● INSTRUCTIONS TO FOLLOW: Pull out every line from the listing that has the word "Яндекс".

● MATERIAL SUPPLIED:
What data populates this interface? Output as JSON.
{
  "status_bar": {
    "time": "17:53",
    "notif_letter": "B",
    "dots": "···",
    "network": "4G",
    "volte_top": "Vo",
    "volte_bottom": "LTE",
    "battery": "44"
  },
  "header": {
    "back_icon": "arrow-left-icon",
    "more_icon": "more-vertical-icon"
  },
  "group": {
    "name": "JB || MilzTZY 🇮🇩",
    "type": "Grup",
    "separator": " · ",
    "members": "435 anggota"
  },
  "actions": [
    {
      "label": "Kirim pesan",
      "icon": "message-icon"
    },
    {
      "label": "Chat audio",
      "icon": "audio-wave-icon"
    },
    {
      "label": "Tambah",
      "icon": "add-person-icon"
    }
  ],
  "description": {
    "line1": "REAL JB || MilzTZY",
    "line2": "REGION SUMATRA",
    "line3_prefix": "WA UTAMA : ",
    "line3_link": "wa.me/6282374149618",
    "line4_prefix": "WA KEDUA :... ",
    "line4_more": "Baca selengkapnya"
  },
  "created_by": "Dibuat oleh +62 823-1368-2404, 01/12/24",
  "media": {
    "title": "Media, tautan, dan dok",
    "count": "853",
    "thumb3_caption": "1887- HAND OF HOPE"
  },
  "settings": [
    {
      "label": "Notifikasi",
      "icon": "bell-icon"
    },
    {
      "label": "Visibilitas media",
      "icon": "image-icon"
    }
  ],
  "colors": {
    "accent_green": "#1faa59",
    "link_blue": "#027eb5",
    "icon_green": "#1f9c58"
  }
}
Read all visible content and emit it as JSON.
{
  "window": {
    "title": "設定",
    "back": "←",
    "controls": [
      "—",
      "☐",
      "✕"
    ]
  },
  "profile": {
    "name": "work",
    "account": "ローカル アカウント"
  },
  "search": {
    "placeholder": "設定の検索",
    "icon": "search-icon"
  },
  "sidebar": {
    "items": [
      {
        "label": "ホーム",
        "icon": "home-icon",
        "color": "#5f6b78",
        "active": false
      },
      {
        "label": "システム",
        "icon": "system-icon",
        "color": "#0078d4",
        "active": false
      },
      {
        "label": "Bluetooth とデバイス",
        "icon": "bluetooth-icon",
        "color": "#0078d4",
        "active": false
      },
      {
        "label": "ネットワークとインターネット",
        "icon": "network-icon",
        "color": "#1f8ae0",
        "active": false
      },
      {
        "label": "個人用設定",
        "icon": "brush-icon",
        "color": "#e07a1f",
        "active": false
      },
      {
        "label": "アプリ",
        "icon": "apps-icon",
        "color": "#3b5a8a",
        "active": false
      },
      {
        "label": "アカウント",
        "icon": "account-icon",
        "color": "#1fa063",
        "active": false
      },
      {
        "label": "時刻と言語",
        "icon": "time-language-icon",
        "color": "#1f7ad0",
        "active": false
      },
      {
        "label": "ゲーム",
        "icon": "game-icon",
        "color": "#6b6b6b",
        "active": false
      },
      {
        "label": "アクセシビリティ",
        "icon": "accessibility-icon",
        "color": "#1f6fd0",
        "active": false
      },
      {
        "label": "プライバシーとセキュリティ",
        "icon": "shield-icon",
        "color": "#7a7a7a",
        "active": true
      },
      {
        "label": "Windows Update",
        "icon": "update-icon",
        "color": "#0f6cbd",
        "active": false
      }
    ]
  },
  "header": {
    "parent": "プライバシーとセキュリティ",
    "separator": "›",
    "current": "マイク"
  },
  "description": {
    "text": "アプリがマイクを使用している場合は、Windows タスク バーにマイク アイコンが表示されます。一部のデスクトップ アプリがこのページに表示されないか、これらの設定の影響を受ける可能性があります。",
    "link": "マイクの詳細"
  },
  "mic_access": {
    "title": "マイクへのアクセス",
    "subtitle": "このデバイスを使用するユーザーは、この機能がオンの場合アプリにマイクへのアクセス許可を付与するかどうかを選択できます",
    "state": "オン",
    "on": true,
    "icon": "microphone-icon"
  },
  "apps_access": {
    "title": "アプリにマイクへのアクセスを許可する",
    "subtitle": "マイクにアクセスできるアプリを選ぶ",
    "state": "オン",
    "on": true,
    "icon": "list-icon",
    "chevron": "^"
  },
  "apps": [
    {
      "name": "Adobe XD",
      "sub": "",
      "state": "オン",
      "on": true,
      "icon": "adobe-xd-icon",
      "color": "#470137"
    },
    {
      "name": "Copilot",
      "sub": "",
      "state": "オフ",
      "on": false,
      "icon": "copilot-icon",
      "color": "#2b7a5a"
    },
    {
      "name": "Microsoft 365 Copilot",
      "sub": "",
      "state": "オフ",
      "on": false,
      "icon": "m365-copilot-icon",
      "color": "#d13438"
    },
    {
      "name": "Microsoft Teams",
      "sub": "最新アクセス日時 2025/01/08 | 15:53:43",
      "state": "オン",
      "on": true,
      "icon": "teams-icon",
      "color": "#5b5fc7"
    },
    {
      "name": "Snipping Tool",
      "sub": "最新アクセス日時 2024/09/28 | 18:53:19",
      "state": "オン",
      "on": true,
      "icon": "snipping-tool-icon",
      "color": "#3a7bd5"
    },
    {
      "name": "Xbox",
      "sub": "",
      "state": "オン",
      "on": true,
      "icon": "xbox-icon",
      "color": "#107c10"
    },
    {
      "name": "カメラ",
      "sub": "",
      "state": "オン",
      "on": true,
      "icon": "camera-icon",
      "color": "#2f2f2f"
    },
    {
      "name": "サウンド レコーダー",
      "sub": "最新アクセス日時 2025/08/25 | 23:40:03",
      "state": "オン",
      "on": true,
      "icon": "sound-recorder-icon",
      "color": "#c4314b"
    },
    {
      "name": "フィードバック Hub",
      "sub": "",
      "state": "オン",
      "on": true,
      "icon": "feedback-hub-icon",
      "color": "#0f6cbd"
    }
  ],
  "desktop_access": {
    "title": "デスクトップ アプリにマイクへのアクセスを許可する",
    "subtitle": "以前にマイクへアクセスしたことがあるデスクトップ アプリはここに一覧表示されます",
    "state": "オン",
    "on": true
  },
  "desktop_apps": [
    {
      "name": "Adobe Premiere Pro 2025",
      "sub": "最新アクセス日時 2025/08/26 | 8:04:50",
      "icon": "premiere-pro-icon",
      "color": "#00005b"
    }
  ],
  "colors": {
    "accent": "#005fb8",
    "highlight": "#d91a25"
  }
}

==

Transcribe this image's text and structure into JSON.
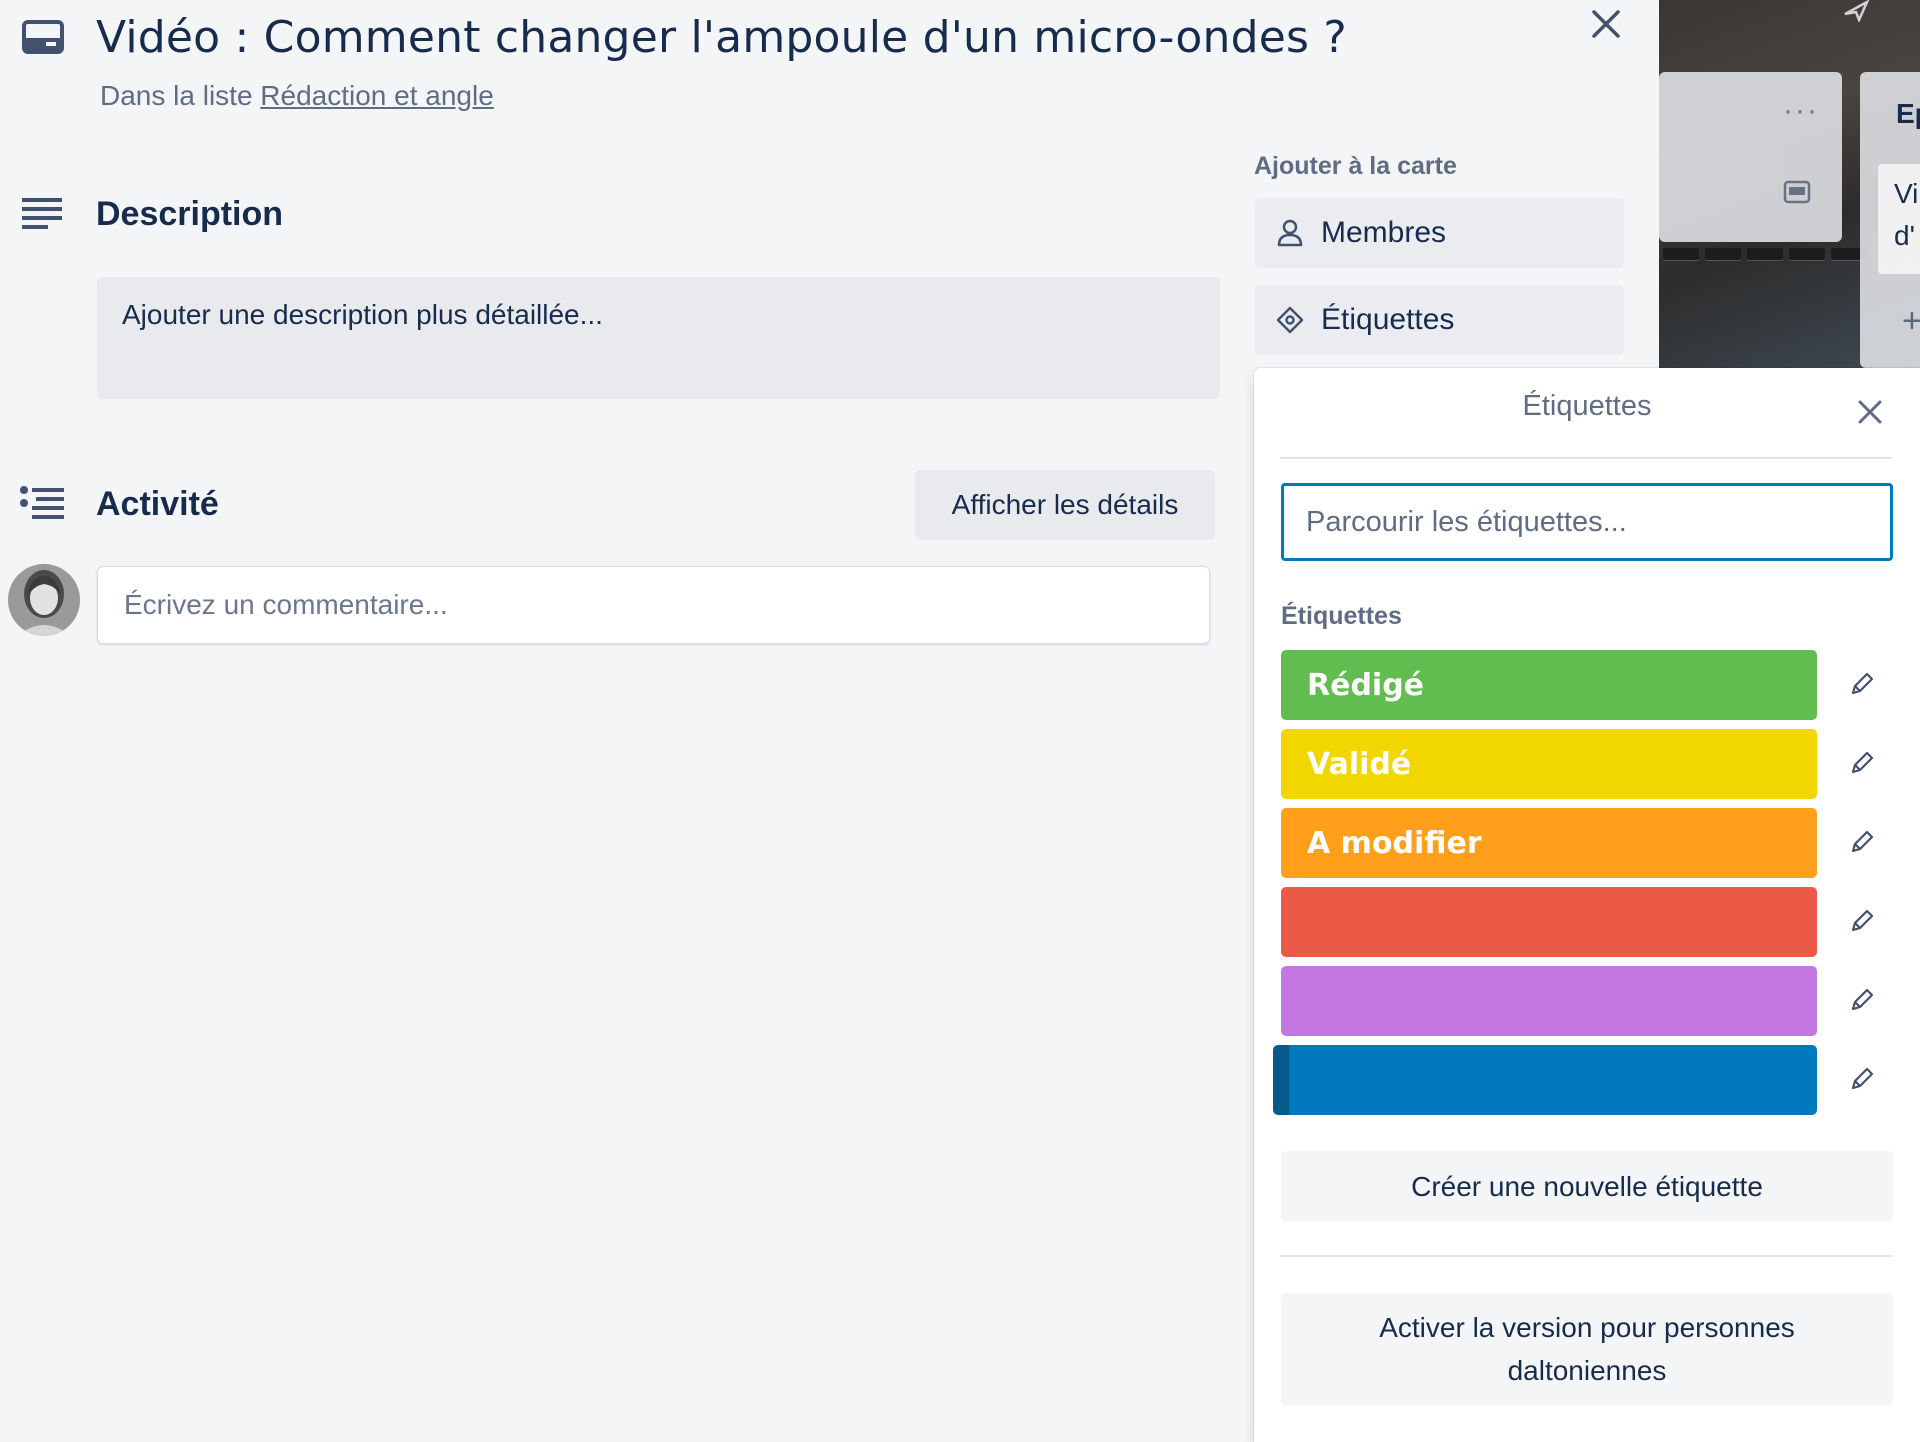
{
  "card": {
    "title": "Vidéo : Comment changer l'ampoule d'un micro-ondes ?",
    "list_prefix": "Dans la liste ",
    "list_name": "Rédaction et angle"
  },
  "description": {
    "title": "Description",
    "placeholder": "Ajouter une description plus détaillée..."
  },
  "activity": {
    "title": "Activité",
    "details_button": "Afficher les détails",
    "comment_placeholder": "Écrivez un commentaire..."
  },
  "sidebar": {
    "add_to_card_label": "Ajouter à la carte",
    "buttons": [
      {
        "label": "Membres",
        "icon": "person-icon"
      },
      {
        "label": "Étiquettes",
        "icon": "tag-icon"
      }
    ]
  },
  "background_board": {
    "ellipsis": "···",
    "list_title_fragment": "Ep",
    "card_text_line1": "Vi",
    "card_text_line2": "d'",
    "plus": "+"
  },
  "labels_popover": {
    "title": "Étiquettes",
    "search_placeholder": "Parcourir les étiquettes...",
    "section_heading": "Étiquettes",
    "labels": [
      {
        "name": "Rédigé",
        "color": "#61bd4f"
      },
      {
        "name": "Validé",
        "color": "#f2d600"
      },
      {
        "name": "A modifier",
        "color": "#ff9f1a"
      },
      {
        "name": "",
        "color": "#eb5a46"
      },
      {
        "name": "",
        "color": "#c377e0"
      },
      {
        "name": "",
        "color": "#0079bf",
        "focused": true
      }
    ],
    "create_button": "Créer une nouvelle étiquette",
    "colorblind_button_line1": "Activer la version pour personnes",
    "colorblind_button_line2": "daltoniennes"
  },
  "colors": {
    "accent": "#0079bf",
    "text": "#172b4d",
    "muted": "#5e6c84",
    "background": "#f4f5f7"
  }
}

* * *

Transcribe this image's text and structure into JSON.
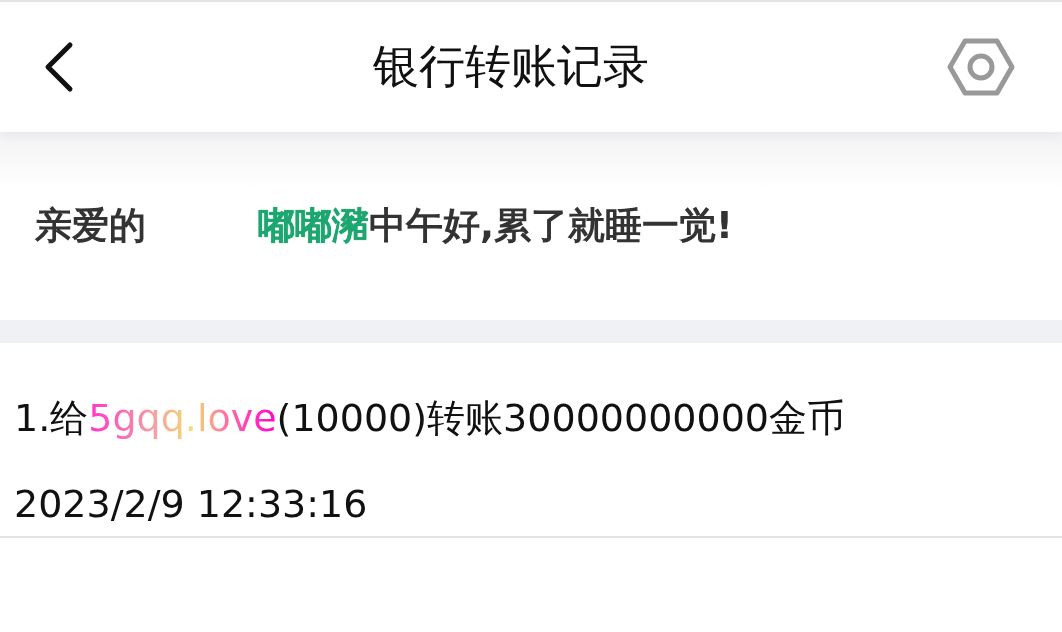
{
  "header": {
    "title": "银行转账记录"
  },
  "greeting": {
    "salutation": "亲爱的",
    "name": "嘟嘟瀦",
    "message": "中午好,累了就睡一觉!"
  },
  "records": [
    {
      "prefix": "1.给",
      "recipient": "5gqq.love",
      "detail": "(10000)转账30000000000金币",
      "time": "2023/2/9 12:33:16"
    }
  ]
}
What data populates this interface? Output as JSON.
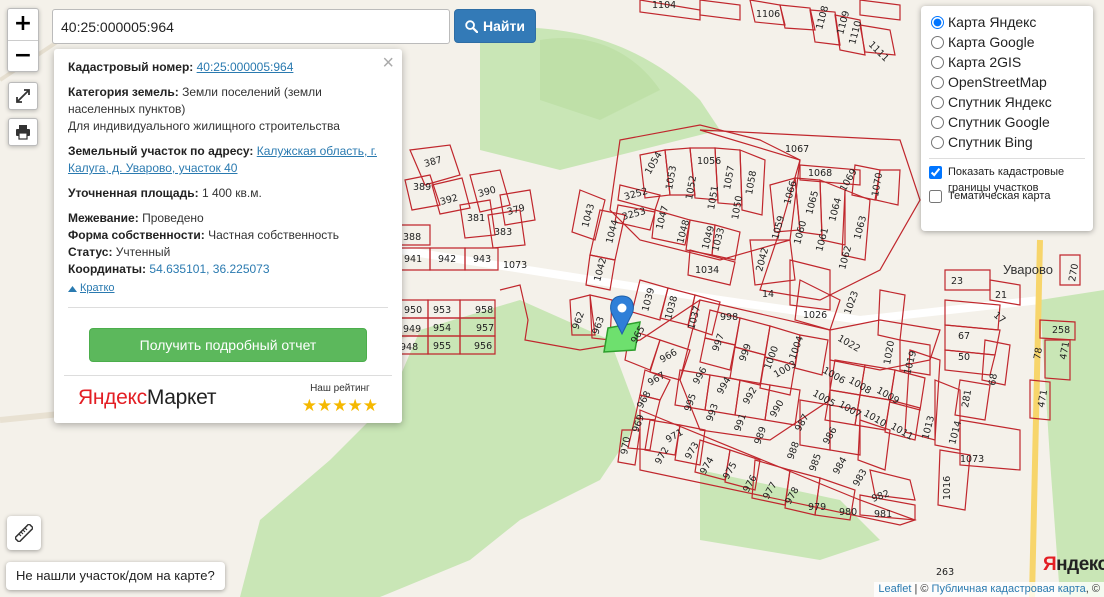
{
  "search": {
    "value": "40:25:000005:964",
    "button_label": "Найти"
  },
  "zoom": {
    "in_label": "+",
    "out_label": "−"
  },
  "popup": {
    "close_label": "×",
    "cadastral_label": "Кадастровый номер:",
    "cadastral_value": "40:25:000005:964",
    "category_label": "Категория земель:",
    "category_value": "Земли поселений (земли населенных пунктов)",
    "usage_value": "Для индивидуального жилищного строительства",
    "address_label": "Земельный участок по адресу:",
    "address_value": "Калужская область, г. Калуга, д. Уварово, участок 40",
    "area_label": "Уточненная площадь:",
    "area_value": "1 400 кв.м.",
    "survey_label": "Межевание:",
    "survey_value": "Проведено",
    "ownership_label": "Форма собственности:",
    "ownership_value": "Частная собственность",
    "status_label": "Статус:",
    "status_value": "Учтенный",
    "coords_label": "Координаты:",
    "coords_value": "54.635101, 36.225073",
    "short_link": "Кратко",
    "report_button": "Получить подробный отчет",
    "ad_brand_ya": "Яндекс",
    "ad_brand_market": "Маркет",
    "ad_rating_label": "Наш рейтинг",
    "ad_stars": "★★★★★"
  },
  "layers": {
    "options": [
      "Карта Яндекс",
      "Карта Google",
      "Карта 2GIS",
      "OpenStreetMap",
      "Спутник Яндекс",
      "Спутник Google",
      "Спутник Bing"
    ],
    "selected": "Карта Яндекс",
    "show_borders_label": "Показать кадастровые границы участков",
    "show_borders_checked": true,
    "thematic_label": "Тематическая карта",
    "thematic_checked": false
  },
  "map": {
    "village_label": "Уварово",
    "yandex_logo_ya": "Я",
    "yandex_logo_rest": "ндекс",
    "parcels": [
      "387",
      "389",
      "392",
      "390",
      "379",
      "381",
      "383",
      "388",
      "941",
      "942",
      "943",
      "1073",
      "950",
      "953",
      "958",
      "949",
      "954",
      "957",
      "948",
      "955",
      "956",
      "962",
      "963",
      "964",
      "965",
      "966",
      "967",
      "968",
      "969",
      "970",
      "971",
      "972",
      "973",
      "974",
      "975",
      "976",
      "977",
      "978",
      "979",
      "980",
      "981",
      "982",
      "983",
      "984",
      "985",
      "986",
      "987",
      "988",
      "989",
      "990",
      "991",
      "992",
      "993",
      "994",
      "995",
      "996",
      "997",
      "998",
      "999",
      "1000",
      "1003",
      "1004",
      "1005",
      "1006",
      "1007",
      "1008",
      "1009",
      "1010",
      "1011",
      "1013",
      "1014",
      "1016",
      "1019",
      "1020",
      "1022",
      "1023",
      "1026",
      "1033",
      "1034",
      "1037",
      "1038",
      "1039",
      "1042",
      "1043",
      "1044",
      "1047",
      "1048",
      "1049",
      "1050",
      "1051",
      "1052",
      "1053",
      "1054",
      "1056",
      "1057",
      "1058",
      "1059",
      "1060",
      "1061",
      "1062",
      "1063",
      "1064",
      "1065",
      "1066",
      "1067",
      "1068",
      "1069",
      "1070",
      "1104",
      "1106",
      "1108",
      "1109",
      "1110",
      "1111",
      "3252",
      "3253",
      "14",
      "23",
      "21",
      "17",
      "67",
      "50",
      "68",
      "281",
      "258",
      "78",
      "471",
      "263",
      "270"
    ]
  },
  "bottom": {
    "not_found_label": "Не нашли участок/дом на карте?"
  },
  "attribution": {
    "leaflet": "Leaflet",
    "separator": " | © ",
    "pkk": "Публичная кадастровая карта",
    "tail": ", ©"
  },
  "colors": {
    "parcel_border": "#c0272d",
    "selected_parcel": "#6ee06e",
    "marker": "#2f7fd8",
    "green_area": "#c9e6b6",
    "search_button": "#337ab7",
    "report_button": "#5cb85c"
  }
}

● CORRECT ANSWER:
    "ad_brand_ya": "Яндекс",
      "Карта Яндекс",
      "Спутник Яндекс",
    "selected": "Карта Яндекс",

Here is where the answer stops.